Exercise requirements =
Copy out each line that mentions the word "color".

-*-*-

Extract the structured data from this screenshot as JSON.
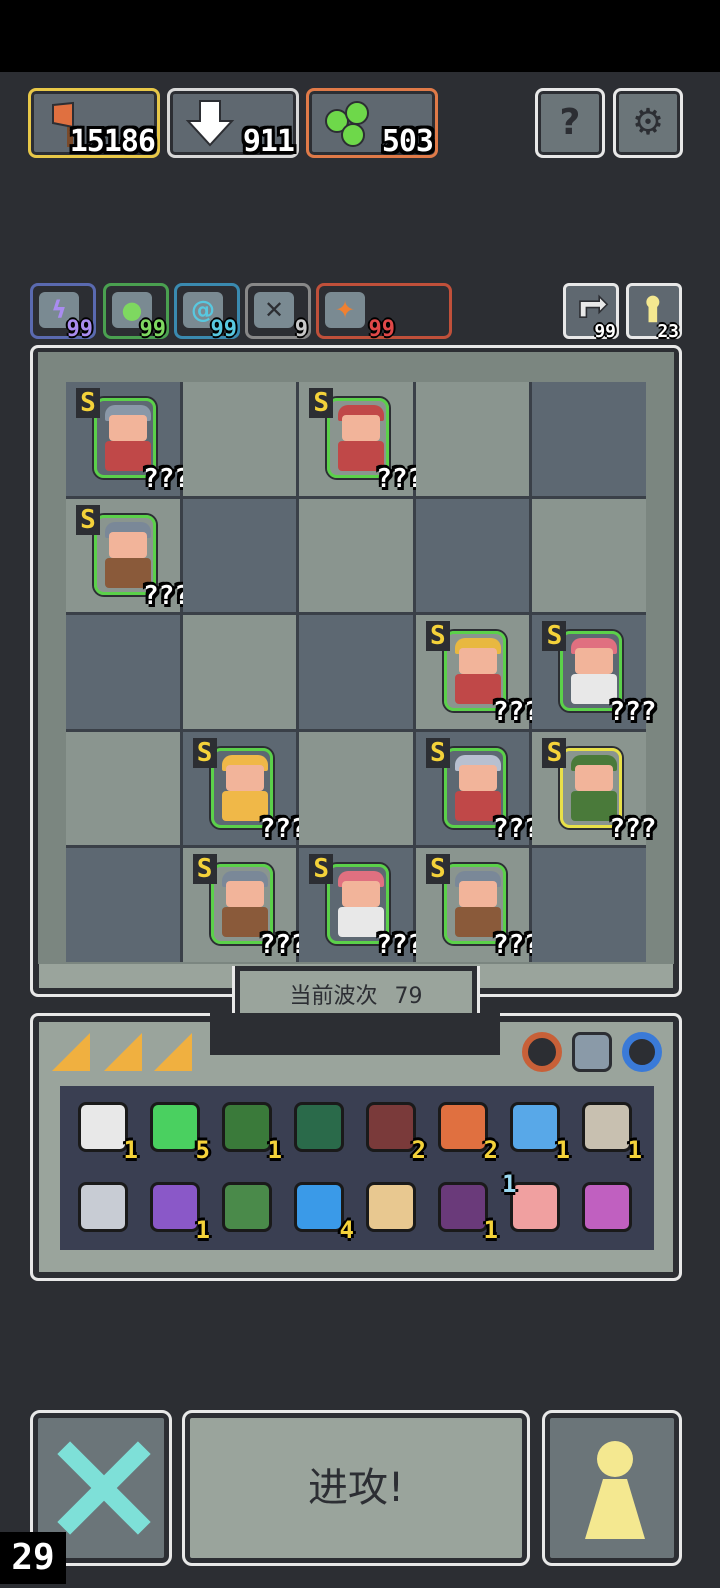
{
  "resources": [
    {
      "name": "axe",
      "value": "15186",
      "color": "#e8c848"
    },
    {
      "name": "arrow",
      "value": "911",
      "color": "#d8d8d8"
    },
    {
      "name": "grape",
      "value": "503",
      "color": "#e07a48"
    }
  ],
  "top_buttons": {
    "help": "?",
    "settings": "⚙"
  },
  "buffs": [
    {
      "icon": "lightning-icon",
      "value": "99",
      "color": "#a98cf0"
    },
    {
      "icon": "grape-icon",
      "value": "99",
      "color": "#7ed860"
    },
    {
      "icon": "spiral-icon",
      "value": "99",
      "color": "#58c8e0"
    },
    {
      "icon": "bird-icon",
      "value": "9",
      "color": "#c8c8c8"
    },
    {
      "icon": "fire-icon",
      "value": "99",
      "color": "#e04848"
    }
  ],
  "side_counters": {
    "refresh": "99",
    "keyhole": "23"
  },
  "board": {
    "rank_letter": "S",
    "level_unknown": "???"
  },
  "wave": {
    "label": "当前波次",
    "number": "79"
  },
  "inventory": {
    "row1": [
      {
        "icon": "scroll-icon",
        "count": "1"
      },
      {
        "icon": "emerald-icon",
        "count": "5"
      },
      {
        "icon": "hood-icon",
        "count": "1"
      },
      {
        "icon": "map-icon",
        "count": ""
      },
      {
        "icon": "stump-icon",
        "count": "2"
      },
      {
        "icon": "axe-icon",
        "count": "2"
      },
      {
        "icon": "crossbow-icon",
        "count": "1"
      },
      {
        "icon": "parchment-icon",
        "count": "1"
      }
    ],
    "row2": [
      {
        "icon": "mirror-icon",
        "count": ""
      },
      {
        "icon": "potion-icon",
        "count": "1"
      },
      {
        "icon": "green-arrow-icon",
        "count": ""
      },
      {
        "icon": "orb-icon",
        "count": "4"
      },
      {
        "icon": "crown-icon",
        "count": ""
      },
      {
        "icon": "demon-icon",
        "count": "1"
      },
      {
        "icon": "hand-icon",
        "count": "1"
      },
      {
        "icon": "purple-arrow-icon",
        "count": ""
      }
    ]
  },
  "attack_label": "进攻!",
  "fps": "29"
}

-*-*-

Output =
      "color": "#e8c848"
      "color": "#d8d8d8"
      "color": "#e07a48"
      "color": "#a98cf0"
      "color": "#7ed860"
      "color": "#58c8e0"
      "color": "#c8c8c8"
      "color": "#e04848"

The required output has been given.